_EXERCISE DESCRIPTION_
Check every line below for the word "ogrzewania" and copy the ones that have it.

□ □ □ □

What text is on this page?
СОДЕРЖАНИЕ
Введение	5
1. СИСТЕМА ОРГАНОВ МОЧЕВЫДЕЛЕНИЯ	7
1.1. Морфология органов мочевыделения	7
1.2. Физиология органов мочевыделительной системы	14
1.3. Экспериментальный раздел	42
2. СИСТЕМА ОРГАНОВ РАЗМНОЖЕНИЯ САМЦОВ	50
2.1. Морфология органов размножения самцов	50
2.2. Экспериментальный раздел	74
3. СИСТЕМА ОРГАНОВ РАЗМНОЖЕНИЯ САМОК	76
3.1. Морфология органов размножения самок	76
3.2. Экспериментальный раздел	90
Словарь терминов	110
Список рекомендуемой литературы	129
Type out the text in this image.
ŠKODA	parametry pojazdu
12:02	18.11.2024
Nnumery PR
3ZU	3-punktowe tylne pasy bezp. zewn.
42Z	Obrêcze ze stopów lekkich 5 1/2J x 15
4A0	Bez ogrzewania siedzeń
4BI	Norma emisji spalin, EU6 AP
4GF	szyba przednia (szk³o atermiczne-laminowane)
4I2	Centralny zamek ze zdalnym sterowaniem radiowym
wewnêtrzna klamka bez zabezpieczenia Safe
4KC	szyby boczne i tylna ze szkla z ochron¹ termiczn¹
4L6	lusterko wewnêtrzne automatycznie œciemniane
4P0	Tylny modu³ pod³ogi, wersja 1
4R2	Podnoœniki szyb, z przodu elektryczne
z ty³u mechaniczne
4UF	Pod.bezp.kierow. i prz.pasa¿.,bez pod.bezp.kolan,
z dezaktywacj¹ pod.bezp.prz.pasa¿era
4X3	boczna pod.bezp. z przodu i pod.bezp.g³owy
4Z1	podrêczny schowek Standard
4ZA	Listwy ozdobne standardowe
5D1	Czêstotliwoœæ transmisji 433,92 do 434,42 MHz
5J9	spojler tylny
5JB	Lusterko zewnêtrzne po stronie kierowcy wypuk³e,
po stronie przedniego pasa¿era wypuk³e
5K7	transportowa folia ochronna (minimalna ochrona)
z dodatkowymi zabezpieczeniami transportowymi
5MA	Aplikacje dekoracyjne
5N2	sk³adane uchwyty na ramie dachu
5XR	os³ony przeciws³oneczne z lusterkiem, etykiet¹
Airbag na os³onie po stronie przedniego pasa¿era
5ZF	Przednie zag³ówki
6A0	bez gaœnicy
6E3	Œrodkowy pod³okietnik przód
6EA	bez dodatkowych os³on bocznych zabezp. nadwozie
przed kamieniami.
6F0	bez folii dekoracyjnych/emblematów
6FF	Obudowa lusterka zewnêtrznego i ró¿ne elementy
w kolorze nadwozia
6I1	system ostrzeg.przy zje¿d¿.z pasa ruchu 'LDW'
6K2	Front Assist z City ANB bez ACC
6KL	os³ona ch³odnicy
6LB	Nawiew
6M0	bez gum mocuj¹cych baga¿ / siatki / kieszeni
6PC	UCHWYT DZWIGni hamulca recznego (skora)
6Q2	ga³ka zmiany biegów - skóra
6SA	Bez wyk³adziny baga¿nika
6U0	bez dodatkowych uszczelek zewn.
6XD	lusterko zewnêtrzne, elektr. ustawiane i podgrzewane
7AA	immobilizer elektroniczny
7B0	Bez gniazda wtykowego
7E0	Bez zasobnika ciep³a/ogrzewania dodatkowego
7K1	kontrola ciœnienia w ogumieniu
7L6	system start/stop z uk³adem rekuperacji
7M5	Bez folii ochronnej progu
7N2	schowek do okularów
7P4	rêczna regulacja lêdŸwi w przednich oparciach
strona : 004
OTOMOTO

□ □ □ □

_WRITTEN REPLY_
4A0	Bez ogrzewania siedzeń
7E0	Bez zasobnika ciep³a/ogrzewania dodatkowego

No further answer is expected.